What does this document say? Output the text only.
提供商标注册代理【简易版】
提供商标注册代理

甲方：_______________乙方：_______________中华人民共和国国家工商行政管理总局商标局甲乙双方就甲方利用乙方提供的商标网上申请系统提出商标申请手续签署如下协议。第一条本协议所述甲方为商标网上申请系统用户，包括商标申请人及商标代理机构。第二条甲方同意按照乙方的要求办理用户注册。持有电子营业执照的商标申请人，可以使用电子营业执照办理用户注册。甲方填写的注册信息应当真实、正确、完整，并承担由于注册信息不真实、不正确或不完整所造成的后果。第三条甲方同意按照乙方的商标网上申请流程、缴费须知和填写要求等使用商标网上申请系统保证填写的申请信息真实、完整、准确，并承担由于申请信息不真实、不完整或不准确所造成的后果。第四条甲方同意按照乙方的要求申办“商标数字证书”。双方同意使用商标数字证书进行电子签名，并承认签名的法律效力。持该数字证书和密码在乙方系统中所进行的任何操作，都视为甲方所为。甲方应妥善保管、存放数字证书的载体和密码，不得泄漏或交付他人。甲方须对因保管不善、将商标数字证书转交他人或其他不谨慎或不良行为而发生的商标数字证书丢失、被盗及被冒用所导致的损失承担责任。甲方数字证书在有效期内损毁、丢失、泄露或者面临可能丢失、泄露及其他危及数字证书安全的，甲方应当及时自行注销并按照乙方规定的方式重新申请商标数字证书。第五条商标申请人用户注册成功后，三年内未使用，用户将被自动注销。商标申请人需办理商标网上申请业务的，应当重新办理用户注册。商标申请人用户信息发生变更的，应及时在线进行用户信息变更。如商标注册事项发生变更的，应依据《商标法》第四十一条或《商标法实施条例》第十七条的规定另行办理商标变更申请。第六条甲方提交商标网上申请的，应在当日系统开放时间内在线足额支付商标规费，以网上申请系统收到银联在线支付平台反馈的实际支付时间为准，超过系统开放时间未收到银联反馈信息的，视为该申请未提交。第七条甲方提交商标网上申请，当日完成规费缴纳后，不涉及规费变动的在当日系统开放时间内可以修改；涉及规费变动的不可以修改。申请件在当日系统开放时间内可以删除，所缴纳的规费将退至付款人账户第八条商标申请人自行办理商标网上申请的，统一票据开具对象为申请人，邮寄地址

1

++++++

Reproduce the records word for word.

What does this document say? Output the text only.
提供商标注册代理【简易版】
提供商标注册代理

甲方：_______________乙方：_______________中华人民共和国国家工商行政管理总局商标局甲乙双方就甲方利用乙方提供的商标网上申请系统提出商标申请手续签署如下协议。第一条本协议所述甲方为商标网上申请系统用户，包括商标申请人及商标代理机构。第二条甲方同意按照乙方的要求办理用户注册。持有电子营业执照的商标申请人，可以使用电子营业执照办理用户注册。甲方填写的注册信息应当真实、正确、完整，并承担由于注册信息不真实、不正确或不完整所造成的后果。第三条甲方同意按照乙方的商标网上申请流程、缴费须知和填写要求等使用商标网上申请系统保证填写的申请信息真实、完整、准确，并承担由于申请信息不真实、不完整或不准确所造成的后果。第四条甲方同意按照乙方的要求申办“商标数字证书”。双方同意使用商标数字证书进行电子签名，并承认签名的法律效力。持该数字证书和密码在乙方系统中所进行的任何操作，都视为甲方所为。甲方应妥善保管、存放数字证书的载体和密码，不得泄漏或交付他人。甲方须对因保管不善、将商标数字证书转交他人或其他不谨慎或不良行为而发生的商标数字证书丢失、被盗及被冒用所导致的损失承担责任。甲方数字证书在有效期内损毁、丢失、泄露或者面临可能丢失、泄露及其他危及数字证书安全的，甲方应当及时自行注销并按照乙方规定的方式重新申请商标数字证书。第五条商标申请人用户注册成功后，三年内未使用，用户将被自动注销。商标申请人需办理商标网上申请业务的，应当重新办理用户注册。商标申请人用户信息发生变更的，应及时在线进行用户信息变更。如商标注册事项发生变更的，应依据《商标法》第四十一条或《商标法实施条例》第十七条的规定另行办理商标变更申请。第六条甲方提交商标网上申请的，应在当日系统开放时间内在线足额支付商标规费，以网上申请系统收到银联在线支付平台反馈的实际支付时间为准，超过系统开放时间未收到银联反馈信息的，视为该申请未提交。第七条甲方提交商标网上申请，当日完成规费缴纳后，不涉及规费变动的在当日系统开放时间内可以修改；涉及规费变动的不可以修改。申请件在当日系统开放时间内可以删除，所缴纳的规费将退至付款人账户第八条商标申请人自行办理商标网上申请的，统一票据开具对象为申请人，邮寄地址

1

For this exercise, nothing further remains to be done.